[Start of RECORDS SHOWN]

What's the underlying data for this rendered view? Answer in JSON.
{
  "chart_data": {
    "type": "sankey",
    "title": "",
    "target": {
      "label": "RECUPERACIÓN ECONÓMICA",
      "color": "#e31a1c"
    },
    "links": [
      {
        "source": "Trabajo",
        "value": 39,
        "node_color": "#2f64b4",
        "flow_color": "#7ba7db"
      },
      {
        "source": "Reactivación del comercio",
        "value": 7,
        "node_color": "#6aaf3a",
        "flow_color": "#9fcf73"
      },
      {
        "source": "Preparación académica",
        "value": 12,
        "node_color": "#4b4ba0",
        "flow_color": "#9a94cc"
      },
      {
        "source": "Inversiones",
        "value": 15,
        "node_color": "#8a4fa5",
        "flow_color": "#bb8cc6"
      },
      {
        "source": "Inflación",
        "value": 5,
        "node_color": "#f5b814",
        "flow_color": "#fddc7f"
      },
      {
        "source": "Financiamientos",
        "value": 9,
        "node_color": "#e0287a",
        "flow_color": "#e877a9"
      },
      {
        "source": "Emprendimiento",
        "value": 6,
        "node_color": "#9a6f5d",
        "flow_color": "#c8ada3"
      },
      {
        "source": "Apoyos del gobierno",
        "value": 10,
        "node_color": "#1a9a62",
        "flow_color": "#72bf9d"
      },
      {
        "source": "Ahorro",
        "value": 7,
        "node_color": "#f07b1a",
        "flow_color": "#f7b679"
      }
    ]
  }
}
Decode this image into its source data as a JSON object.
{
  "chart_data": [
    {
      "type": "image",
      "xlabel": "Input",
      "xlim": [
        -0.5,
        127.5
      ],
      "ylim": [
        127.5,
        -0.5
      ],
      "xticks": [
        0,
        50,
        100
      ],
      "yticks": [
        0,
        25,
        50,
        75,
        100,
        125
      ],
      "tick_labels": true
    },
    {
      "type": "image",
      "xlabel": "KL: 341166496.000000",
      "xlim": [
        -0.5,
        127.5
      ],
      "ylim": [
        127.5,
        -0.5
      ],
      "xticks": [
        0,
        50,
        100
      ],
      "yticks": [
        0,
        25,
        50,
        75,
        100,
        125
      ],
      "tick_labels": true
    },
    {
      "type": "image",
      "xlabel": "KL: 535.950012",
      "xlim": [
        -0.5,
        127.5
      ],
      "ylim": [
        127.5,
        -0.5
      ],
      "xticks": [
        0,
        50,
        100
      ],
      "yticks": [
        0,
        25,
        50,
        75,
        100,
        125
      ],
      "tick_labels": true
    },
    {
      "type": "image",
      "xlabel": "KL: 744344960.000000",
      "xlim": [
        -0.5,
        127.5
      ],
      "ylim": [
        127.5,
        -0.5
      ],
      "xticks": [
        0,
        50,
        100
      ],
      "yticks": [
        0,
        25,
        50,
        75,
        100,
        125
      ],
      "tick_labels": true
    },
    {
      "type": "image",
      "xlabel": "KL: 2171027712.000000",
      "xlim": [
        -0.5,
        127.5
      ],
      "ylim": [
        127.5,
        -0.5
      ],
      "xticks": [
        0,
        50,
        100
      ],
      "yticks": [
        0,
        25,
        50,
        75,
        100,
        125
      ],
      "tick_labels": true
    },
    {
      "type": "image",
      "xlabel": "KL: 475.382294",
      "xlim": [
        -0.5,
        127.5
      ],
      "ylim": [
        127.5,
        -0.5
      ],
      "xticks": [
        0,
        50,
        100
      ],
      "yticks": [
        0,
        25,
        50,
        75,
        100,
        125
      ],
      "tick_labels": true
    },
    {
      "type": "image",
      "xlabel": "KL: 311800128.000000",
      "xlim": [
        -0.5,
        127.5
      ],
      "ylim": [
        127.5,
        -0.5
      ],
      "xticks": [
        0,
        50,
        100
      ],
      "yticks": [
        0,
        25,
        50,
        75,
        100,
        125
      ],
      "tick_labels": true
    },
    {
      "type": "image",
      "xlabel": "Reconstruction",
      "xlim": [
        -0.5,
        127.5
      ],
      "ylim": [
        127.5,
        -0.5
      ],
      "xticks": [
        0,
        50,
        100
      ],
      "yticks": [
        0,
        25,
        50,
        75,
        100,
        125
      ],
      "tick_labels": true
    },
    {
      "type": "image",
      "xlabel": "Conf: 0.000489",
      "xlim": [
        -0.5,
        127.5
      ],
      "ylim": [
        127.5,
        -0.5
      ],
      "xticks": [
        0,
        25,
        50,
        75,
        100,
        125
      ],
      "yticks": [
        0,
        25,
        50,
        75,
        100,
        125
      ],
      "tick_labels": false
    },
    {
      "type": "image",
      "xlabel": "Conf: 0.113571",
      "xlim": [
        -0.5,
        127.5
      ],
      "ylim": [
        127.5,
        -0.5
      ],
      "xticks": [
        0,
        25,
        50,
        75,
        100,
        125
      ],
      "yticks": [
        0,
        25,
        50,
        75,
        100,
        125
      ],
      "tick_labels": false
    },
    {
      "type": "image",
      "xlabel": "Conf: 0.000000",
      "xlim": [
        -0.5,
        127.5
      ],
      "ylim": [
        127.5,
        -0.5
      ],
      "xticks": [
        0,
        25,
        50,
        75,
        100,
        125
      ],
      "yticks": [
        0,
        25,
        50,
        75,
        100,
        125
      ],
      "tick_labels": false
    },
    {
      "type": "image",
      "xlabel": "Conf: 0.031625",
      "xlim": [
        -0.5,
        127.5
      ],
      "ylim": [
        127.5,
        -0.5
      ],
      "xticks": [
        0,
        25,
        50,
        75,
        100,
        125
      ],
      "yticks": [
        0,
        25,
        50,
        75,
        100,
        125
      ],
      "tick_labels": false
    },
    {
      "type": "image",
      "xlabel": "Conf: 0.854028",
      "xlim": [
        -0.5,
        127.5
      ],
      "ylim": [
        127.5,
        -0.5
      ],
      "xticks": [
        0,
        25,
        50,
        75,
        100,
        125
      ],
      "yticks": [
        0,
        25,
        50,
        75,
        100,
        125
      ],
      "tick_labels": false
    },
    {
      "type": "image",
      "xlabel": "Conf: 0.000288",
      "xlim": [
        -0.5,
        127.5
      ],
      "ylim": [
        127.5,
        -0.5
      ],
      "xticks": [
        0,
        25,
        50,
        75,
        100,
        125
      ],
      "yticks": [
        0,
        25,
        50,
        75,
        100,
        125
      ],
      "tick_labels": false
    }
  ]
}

[End of RECORDS SHOWN]

WHAT IS ASKED: Retype all of the material above with every character intact.

SOLVED PROBLEM:
What's the underlying data for this rendered view? Answer in JSON.
{
  "chart_data": {
    "type": "sankey",
    "title": "",
    "target": {
      "label": "RECUPERACIÓN ECONÓMICA",
      "color": "#e31a1c"
    },
    "links": [
      {
        "source": "Trabajo",
        "value": 39,
        "node_color": "#2f64b4",
        "flow_color": "#7ba7db"
      },
      {
        "source": "Reactivación del comercio",
        "value": 7,
        "node_color": "#6aaf3a",
        "flow_color": "#9fcf73"
      },
      {
        "source": "Preparación académica",
        "value": 12,
        "node_color": "#4b4ba0",
        "flow_color": "#9a94cc"
      },
      {
        "source": "Inversiones",
        "value": 15,
        "node_color": "#8a4fa5",
        "flow_color": "#bb8cc6"
      },
      {
        "source": "Inflación",
        "value": 5,
        "node_color": "#f5b814",
        "flow_color": "#fddc7f"
      },
      {
        "source": "Financiamientos",
        "value": 9,
        "node_color": "#e0287a",
        "flow_color": "#e877a9"
      },
      {
        "source": "Emprendimiento",
        "value": 6,
        "node_color": "#9a6f5d",
        "flow_color": "#c8ada3"
      },
      {
        "source": "Apoyos del gobierno",
        "value": 10,
        "node_color": "#1a9a62",
        "flow_color": "#72bf9d"
      },
      {
        "source": "Ahorro",
        "value": 7,
        "node_color": "#f07b1a",
        "flow_color": "#f7b679"
      }
    ]
  }
}
Decode this image into its source data as a JSON object.
{
  "chart_data": [
    {
      "type": "image",
      "xlabel": "Input",
      "xlim": [
        -0.5,
        127.5
      ],
      "ylim": [
        127.5,
        -0.5
      ],
      "xticks": [
        0,
        50,
        100
      ],
      "yticks": [
        0,
        25,
        50,
        75,
        100,
        125
      ],
      "tick_labels": true
    },
    {
      "type": "image",
      "xlabel": "KL: 341166496.000000",
      "xlim": [
        -0.5,
        127.5
      ],
      "ylim": [
        127.5,
        -0.5
      ],
      "xticks": [
        0,
        50,
        100
      ],
      "yticks": [
        0,
        25,
        50,
        75,
        100,
        125
      ],
      "tick_labels": true
    },
    {
      "type": "image",
      "xlabel": "KL: 535.950012",
      "xlim": [
        -0.5,
        127.5
      ],
      "ylim": [
        127.5,
        -0.5
      ],
      "xticks": [
        0,
        50,
        100
      ],
      "yticks": [
        0,
        25,
        50,
        75,
        100,
        125
      ],
      "tick_labels": true
    },
    {
      "type": "image",
      "xlabel": "KL: 744344960.000000",
      "xlim": [
        -0.5,
        127.5
      ],
      "ylim": [
        127.5,
        -0.5
      ],
      "xticks": [
        0,
        50,
        100
      ],
      "yticks": [
        0,
        25,
        50,
        75,
        100,
        125
      ],
      "tick_labels": true
    },
    {
      "type": "image",
      "xlabel": "KL: 2171027712.000000",
      "xlim": [
        -0.5,
        127.5
      ],
      "ylim": [
        127.5,
        -0.5
      ],
      "xticks": [
        0,
        50,
        100
      ],
      "yticks": [
        0,
        25,
        50,
        75,
        100,
        125
      ],
      "tick_labels": true
    },
    {
      "type": "image",
      "xlabel": "KL: 475.382294",
      "xlim": [
        -0.5,
        127.5
      ],
      "ylim": [
        127.5,
        -0.5
      ],
      "xticks": [
        0,
        50,
        100
      ],
      "yticks": [
        0,
        25,
        50,
        75,
        100,
        125
      ],
      "tick_labels": true
    },
    {
      "type": "image",
      "xlabel": "KL: 311800128.000000",
      "xlim": [
        -0.5,
        127.5
      ],
      "ylim": [
        127.5,
        -0.5
      ],
      "xticks": [
        0,
        50,
        100
      ],
      "yticks": [
        0,
        25,
        50,
        75,
        100,
        125
      ],
      "tick_labels": true
    },
    {
      "type": "image",
      "xlabel": "Reconstruction",
      "xlim": [
        -0.5,
        127.5
      ],
      "ylim": [
        127.5,
        -0.5
      ],
      "xticks": [
        0,
        50,
        100
      ],
      "yticks": [
        0,
        25,
        50,
        75,
        100,
        125
      ],
      "tick_labels": true
    },
    {
      "type": "image",
      "xlabel": "Conf: 0.000489",
      "xlim": [
        -0.5,
        127.5
      ],
      "ylim": [
        127.5,
        -0.5
      ],
      "xticks": [
        0,
        25,
        50,
        75,
        100,
        125
      ],
      "yticks": [
        0,
        25,
        50,
        75,
        100,
        125
      ],
      "tick_labels": false
    },
    {
      "type": "image",
      "xlabel": "Conf: 0.113571",
      "xlim": [
        -0.5,
        127.5
      ],
      "ylim": [
        127.5,
        -0.5
      ],
      "xticks": [
        0,
        25,
        50,
        75,
        100,
        125
      ],
      "yticks": [
        0,
        25,
        50,
        75,
        100,
        125
      ],
      "tick_labels": false
    },
    {
      "type": "image",
      "xlabel": "Conf: 0.000000",
      "xlim": [
        -0.5,
        127.5
      ],
      "ylim": [
        127.5,
        -0.5
      ],
      "xticks": [
        0,
        25,
        50,
        75,
        100,
        125
      ],
      "yticks": [
        0,
        25,
        50,
        75,
        100,
        125
      ],
      "tick_labels": false
    },
    {
      "type": "image",
      "xlabel": "Conf: 0.031625",
      "xlim": [
        -0.5,
        127.5
      ],
      "ylim": [
        127.5,
        -0.5
      ],
      "xticks": [
        0,
        25,
        50,
        75,
        100,
        125
      ],
      "yticks": [
        0,
        25,
        50,
        75,
        100,
        125
      ],
      "tick_labels": false
    },
    {
      "type": "image",
      "xlabel": "Conf: 0.854028",
      "xlim": [
        -0.5,
        127.5
      ],
      "ylim": [
        127.5,
        -0.5
      ],
      "xticks": [
        0,
        25,
        50,
        75,
        100,
        125
      ],
      "yticks": [
        0,
        25,
        50,
        75,
        100,
        125
      ],
      "tick_labels": false
    },
    {
      "type": "image",
      "xlabel": "Conf: 0.000288",
      "xlim": [
        -0.5,
        127.5
      ],
      "ylim": [
        127.5,
        -0.5
      ],
      "xticks": [
        0,
        25,
        50,
        75,
        100,
        125
      ],
      "yticks": [
        0,
        25,
        50,
        75,
        100,
        125
      ],
      "tick_labels": false
    }
  ]
}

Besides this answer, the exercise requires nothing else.